# [Stored items from a collection]
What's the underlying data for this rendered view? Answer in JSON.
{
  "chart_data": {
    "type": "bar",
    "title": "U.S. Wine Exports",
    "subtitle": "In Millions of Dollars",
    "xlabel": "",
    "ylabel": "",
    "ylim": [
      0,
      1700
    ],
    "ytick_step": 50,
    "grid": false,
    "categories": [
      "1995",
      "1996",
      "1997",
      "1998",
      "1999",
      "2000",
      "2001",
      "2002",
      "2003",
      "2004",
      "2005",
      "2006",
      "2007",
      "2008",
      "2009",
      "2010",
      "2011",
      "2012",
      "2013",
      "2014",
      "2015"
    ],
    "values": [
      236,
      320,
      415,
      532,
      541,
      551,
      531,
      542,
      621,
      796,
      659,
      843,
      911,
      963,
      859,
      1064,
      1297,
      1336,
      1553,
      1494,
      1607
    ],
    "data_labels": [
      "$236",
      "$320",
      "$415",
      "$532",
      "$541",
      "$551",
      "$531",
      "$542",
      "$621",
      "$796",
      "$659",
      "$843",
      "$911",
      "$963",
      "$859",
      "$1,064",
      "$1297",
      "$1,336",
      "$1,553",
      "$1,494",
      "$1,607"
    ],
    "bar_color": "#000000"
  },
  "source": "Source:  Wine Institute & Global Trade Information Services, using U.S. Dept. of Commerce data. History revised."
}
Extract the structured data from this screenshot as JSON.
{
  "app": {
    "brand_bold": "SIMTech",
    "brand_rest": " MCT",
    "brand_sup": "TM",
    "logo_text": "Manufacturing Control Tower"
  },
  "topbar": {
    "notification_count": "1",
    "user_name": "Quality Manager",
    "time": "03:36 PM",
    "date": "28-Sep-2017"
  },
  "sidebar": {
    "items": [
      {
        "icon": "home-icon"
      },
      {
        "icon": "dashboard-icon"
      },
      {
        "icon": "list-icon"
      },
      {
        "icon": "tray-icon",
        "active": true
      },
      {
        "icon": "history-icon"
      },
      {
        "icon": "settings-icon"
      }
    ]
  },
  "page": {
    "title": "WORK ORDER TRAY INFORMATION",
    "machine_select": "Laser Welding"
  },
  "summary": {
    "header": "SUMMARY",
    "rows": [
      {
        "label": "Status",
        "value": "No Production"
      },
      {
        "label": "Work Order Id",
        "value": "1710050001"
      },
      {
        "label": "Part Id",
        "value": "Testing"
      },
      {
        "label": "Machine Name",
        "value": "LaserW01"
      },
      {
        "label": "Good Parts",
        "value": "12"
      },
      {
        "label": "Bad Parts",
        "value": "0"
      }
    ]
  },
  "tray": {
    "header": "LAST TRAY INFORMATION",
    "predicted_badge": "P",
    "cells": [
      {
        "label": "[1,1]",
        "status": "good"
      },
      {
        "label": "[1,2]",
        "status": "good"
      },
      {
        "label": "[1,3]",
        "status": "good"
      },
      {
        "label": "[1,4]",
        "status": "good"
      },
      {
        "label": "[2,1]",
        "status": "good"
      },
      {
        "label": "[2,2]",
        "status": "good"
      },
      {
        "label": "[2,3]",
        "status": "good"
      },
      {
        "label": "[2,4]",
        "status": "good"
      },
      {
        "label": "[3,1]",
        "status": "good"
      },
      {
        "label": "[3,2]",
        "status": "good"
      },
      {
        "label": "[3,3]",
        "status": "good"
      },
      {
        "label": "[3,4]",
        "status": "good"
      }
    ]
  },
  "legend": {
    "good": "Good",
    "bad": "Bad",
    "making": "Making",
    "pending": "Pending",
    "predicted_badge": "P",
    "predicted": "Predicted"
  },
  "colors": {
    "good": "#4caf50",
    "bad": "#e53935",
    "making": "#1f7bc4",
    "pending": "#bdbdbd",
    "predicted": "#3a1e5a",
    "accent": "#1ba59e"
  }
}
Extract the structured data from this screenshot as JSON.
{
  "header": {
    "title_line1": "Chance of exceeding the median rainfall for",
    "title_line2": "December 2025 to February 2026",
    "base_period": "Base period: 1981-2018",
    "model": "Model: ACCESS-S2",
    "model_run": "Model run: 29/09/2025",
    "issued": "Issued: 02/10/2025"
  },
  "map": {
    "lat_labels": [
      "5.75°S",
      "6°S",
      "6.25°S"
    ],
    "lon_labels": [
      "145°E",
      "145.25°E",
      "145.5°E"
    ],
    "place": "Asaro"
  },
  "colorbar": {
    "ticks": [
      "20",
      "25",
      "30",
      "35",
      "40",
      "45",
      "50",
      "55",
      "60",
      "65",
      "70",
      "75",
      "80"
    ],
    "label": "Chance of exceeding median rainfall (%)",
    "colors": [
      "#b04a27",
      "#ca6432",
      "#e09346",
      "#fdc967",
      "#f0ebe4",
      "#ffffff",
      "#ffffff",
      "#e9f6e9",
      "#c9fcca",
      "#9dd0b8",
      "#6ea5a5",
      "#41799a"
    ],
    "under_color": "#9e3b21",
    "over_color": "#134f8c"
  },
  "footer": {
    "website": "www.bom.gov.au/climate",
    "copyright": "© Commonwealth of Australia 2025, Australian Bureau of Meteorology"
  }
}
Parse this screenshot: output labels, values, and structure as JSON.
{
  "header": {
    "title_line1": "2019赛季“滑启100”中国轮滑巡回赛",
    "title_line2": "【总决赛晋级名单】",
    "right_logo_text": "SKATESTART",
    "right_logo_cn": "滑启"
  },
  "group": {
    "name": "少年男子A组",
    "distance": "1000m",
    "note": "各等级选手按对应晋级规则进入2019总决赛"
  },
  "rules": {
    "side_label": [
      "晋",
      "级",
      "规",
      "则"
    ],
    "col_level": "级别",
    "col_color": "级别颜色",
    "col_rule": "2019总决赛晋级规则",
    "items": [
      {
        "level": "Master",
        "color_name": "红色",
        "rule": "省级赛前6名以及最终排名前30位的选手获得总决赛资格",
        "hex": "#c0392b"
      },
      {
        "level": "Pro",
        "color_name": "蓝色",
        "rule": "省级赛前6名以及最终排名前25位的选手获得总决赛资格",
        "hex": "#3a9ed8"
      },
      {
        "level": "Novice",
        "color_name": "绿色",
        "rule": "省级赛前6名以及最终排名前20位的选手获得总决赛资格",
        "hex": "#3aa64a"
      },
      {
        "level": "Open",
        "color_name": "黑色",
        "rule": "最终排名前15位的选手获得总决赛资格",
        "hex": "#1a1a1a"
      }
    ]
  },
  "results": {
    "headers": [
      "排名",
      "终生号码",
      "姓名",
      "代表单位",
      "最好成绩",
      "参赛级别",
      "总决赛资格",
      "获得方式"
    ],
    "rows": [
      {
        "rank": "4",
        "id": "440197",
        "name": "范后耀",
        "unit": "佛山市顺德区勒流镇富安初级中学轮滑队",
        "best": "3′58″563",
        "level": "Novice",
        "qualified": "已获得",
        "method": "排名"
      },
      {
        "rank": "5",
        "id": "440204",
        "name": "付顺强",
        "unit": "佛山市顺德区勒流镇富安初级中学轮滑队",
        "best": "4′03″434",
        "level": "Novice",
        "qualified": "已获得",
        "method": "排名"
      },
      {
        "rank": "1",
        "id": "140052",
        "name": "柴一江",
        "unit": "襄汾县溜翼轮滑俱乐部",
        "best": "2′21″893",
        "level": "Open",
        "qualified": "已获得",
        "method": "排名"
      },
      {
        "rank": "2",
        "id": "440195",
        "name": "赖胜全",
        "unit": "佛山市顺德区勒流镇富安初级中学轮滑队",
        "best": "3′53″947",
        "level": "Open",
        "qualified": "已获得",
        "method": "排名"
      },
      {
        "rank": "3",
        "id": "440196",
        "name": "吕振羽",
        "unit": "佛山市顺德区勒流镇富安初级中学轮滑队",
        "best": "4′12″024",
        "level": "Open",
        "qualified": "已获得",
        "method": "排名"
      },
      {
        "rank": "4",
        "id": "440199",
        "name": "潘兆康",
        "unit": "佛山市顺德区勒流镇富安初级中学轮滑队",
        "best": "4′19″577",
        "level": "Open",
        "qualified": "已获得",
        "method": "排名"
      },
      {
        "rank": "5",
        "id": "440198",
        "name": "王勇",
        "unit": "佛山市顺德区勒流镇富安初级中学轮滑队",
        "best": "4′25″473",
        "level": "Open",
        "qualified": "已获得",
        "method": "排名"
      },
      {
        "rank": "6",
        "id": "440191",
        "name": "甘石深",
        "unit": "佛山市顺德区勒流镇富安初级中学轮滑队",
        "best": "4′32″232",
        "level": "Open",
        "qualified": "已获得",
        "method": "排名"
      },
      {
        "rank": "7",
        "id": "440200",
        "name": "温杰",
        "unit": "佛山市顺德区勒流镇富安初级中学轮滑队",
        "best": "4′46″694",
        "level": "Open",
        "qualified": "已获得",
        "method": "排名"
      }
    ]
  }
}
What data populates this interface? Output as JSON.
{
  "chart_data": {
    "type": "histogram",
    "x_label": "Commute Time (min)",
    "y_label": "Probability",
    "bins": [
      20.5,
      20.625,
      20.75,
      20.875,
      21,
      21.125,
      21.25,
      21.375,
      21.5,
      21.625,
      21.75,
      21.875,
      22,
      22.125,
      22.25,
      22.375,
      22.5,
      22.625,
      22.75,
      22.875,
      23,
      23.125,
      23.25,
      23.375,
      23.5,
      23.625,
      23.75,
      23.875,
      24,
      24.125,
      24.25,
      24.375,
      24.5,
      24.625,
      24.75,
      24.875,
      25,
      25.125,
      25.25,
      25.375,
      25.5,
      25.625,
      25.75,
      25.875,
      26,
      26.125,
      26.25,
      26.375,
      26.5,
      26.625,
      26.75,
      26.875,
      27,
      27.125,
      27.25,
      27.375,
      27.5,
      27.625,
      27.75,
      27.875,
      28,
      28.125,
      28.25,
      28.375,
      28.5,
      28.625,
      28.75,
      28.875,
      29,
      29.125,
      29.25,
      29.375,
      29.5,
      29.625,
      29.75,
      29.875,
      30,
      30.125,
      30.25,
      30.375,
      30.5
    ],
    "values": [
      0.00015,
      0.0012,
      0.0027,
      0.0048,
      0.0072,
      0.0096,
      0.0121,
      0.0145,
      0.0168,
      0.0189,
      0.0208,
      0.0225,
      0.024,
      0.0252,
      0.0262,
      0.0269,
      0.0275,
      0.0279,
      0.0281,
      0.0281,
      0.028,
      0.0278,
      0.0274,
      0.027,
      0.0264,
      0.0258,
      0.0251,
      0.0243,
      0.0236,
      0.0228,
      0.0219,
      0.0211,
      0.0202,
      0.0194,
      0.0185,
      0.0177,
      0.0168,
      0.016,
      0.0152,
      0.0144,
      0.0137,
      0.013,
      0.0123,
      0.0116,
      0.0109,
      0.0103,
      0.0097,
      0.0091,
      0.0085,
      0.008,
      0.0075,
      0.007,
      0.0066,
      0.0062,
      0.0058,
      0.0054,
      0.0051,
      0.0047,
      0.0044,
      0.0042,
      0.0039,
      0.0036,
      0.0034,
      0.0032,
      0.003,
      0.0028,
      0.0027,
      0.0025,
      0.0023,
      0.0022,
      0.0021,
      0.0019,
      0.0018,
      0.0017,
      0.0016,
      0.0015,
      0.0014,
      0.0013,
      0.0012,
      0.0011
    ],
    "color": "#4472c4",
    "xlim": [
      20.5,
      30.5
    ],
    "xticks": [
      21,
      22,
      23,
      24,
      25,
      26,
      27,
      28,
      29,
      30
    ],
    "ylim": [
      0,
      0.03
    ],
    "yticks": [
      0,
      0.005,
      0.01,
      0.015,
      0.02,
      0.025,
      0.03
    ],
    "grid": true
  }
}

# [Exercise details]
Extract all lines containing the word "exceeding".

# [Task output]
    "title_line1": "Chance of exceeding the median rainfall for",
    "label": "Chance of exceeding median rainfall (%)",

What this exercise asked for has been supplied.